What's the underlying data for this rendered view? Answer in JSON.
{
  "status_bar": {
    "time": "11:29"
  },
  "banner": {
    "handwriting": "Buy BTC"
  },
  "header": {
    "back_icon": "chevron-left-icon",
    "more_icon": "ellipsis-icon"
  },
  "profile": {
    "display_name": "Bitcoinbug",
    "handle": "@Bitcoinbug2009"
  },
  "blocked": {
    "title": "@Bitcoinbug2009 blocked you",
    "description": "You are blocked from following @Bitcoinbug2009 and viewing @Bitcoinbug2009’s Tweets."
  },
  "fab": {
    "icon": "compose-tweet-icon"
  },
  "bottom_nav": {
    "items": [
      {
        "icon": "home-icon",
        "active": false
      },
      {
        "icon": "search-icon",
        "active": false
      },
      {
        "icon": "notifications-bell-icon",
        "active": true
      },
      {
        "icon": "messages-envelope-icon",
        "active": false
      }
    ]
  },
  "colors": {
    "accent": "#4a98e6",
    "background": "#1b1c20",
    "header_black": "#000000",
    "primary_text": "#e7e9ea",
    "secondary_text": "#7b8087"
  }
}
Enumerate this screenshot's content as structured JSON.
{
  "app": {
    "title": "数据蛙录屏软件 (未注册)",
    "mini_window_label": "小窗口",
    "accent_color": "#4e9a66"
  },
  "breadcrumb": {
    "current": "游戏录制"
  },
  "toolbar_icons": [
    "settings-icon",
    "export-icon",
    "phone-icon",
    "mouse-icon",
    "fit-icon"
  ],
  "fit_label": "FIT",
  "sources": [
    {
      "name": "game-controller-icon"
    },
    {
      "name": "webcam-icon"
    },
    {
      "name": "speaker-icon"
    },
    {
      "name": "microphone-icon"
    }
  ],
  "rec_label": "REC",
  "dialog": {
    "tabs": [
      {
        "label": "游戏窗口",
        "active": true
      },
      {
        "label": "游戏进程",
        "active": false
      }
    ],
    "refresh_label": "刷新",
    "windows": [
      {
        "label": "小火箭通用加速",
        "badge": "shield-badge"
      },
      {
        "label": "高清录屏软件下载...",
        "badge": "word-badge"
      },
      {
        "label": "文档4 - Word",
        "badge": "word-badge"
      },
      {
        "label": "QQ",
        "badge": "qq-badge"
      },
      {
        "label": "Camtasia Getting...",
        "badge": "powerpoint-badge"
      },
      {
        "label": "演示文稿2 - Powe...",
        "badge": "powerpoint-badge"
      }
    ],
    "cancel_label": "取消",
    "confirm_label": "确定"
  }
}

○ ○ ○

- **YOUR INSTRUCTIONS**:
Set down the entries verbatim, leaving none out.

- **WRITTEN SOLUTION**:
What's the underlying data for this rendered view? Answer in JSON.
{
  "status_bar": {
    "time": "11:29"
  },
  "banner": {
    "handwriting": "Buy BTC"
  },
  "header": {
    "back_icon": "chevron-left-icon",
    "more_icon": "ellipsis-icon"
  },
  "profile": {
    "display_name": "Bitcoinbug",
    "handle": "@Bitcoinbug2009"
  },
  "blocked": {
    "title": "@Bitcoinbug2009 blocked you",
    "description": "You are blocked from following @Bitcoinbug2009 and viewing @Bitcoinbug2009’s Tweets."
  },
  "fab": {
    "icon": "compose-tweet-icon"
  },
  "bottom_nav": {
    "items": [
      {
        "icon": "home-icon",
        "active": false
      },
      {
        "icon": "search-icon",
        "active": false
      },
      {
        "icon": "notifications-bell-icon",
        "active": true
      },
      {
        "icon": "messages-envelope-icon",
        "active": false
      }
    ]
  },
  "colors": {
    "accent": "#4a98e6",
    "background": "#1b1c20",
    "header_black": "#000000",
    "primary_text": "#e7e9ea",
    "secondary_text": "#7b8087"
  }
}
Enumerate this screenshot's content as structured JSON.
{
  "app": {
    "title": "数据蛙录屏软件 (未注册)",
    "mini_window_label": "小窗口",
    "accent_color": "#4e9a66"
  },
  "breadcrumb": {
    "current": "游戏录制"
  },
  "toolbar_icons": [
    "settings-icon",
    "export-icon",
    "phone-icon",
    "mouse-icon",
    "fit-icon"
  ],
  "fit_label": "FIT",
  "sources": [
    {
      "name": "game-controller-icon"
    },
    {
      "name": "webcam-icon"
    },
    {
      "name": "speaker-icon"
    },
    {
      "name": "microphone-icon"
    }
  ],
  "rec_label": "REC",
  "dialog": {
    "tabs": [
      {
        "label": "游戏窗口",
        "active": true
      },
      {
        "label": "游戏进程",
        "active": false
      }
    ],
    "refresh_label": "刷新",
    "windows": [
      {
        "label": "小火箭通用加速",
        "badge": "shield-badge"
      },
      {
        "label": "高清录屏软件下载...",
        "badge": "word-badge"
      },
      {
        "label": "文档4 - Word",
        "badge": "word-badge"
      },
      {
        "label": "QQ",
        "badge": "qq-badge"
      },
      {
        "label": "Camtasia Getting...",
        "badge": "powerpoint-badge"
      },
      {
        "label": "演示文稿2 - Powe...",
        "badge": "powerpoint-badge"
      }
    ],
    "cancel_label": "取消",
    "confirm_label": "确定"
  }
}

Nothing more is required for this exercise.